Identify the lines that contain the string "JSON", then copy each of them.
* * * * * * *
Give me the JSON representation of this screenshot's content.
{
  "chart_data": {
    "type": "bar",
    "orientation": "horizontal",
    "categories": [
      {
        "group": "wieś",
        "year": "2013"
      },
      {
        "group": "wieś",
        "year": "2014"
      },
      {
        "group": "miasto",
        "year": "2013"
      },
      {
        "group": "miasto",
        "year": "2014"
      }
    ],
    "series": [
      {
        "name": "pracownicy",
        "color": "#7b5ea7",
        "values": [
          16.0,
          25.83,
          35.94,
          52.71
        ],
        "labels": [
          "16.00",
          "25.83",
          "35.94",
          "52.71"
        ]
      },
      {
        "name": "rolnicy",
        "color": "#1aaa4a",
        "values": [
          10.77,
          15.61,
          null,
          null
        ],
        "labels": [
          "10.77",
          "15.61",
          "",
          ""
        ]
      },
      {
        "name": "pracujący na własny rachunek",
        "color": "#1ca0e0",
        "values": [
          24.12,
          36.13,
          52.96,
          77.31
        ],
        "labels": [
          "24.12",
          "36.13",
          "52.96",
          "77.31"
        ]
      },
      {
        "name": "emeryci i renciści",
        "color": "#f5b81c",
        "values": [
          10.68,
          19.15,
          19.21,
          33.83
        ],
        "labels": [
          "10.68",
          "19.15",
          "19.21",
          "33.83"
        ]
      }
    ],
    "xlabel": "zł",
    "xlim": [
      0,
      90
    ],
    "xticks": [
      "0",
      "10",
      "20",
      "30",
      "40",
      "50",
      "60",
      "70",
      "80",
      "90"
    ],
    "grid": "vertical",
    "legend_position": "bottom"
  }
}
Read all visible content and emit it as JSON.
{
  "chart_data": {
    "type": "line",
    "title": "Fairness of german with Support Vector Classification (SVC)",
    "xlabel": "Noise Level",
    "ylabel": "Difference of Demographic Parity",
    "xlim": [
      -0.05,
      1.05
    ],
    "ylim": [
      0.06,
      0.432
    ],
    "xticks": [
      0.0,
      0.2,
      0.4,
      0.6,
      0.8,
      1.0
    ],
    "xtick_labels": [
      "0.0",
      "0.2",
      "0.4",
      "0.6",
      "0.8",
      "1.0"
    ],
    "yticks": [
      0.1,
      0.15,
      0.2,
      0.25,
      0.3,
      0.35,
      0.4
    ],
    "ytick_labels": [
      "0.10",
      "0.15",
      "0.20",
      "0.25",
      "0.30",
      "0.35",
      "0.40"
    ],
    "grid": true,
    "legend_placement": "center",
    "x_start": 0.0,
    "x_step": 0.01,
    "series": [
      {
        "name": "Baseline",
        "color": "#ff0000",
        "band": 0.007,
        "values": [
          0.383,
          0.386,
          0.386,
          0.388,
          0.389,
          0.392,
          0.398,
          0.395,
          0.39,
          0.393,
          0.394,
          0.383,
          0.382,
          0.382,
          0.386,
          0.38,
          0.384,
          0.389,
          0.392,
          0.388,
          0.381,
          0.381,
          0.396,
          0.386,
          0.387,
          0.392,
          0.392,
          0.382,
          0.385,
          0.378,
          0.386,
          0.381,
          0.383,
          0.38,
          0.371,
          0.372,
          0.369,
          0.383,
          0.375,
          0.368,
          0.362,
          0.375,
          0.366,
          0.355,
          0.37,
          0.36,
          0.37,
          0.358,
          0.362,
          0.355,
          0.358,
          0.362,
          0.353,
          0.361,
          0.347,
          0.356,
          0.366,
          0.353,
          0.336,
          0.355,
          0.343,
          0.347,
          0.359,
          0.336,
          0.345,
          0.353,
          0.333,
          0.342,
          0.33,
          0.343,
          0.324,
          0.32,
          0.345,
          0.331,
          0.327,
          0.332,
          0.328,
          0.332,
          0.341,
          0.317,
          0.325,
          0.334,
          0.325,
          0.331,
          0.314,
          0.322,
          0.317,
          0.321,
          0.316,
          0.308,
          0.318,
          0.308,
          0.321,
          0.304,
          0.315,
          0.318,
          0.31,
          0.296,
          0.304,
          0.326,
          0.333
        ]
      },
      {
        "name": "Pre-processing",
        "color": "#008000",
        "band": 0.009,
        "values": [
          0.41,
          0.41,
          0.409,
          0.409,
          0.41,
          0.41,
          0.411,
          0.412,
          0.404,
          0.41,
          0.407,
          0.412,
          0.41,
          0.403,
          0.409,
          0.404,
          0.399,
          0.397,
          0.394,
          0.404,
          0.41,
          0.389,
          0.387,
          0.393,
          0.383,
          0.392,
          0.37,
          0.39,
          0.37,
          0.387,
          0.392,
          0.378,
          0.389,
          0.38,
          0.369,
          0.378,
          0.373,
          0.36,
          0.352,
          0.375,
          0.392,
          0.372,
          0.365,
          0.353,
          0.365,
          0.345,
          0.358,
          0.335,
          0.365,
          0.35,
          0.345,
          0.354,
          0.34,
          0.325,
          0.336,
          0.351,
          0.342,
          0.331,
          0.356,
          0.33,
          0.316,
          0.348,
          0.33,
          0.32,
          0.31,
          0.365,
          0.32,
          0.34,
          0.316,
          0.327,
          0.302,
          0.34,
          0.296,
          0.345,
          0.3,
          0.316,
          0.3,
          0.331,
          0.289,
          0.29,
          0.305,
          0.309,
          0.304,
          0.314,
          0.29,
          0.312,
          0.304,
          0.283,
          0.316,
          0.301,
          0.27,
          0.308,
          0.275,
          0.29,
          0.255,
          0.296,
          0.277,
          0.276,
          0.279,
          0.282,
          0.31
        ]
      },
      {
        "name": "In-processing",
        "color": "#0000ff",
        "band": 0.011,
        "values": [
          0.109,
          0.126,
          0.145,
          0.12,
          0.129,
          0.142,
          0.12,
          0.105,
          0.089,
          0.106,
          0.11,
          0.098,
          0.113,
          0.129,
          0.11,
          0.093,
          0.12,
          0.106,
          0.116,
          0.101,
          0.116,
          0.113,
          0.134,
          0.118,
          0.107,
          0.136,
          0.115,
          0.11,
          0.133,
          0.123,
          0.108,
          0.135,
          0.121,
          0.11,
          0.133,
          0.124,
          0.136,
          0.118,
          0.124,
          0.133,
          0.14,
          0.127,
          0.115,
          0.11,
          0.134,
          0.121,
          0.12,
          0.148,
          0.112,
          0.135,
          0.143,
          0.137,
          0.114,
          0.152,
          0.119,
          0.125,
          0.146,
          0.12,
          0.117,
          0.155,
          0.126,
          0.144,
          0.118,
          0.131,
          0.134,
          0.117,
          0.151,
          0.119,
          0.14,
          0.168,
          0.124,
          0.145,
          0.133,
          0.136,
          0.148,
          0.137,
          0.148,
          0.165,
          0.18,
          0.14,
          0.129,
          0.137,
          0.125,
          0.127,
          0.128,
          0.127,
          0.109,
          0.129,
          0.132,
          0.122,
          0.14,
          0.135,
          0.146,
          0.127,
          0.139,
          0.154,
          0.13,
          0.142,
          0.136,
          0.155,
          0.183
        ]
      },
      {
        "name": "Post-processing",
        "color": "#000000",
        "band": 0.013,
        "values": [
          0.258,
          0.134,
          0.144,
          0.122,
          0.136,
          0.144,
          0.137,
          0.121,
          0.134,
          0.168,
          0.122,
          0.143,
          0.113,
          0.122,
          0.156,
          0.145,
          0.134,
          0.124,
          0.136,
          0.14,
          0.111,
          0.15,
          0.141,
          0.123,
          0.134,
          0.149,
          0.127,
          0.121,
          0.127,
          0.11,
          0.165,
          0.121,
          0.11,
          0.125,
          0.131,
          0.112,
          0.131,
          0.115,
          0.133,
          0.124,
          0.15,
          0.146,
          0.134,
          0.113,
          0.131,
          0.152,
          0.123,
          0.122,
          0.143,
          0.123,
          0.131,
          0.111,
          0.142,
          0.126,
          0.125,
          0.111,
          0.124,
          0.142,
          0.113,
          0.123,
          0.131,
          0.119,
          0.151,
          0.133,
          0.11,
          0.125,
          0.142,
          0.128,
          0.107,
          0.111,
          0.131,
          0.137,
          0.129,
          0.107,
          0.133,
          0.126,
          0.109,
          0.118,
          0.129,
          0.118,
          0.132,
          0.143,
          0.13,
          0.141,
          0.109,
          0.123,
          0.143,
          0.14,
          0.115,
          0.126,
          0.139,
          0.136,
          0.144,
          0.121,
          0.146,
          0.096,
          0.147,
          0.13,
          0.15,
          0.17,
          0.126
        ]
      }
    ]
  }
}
* * * * * * *
TASK RESULT:
Give me the JSON representation of this screenshot's content.
Read all visible content and emit it as JSON.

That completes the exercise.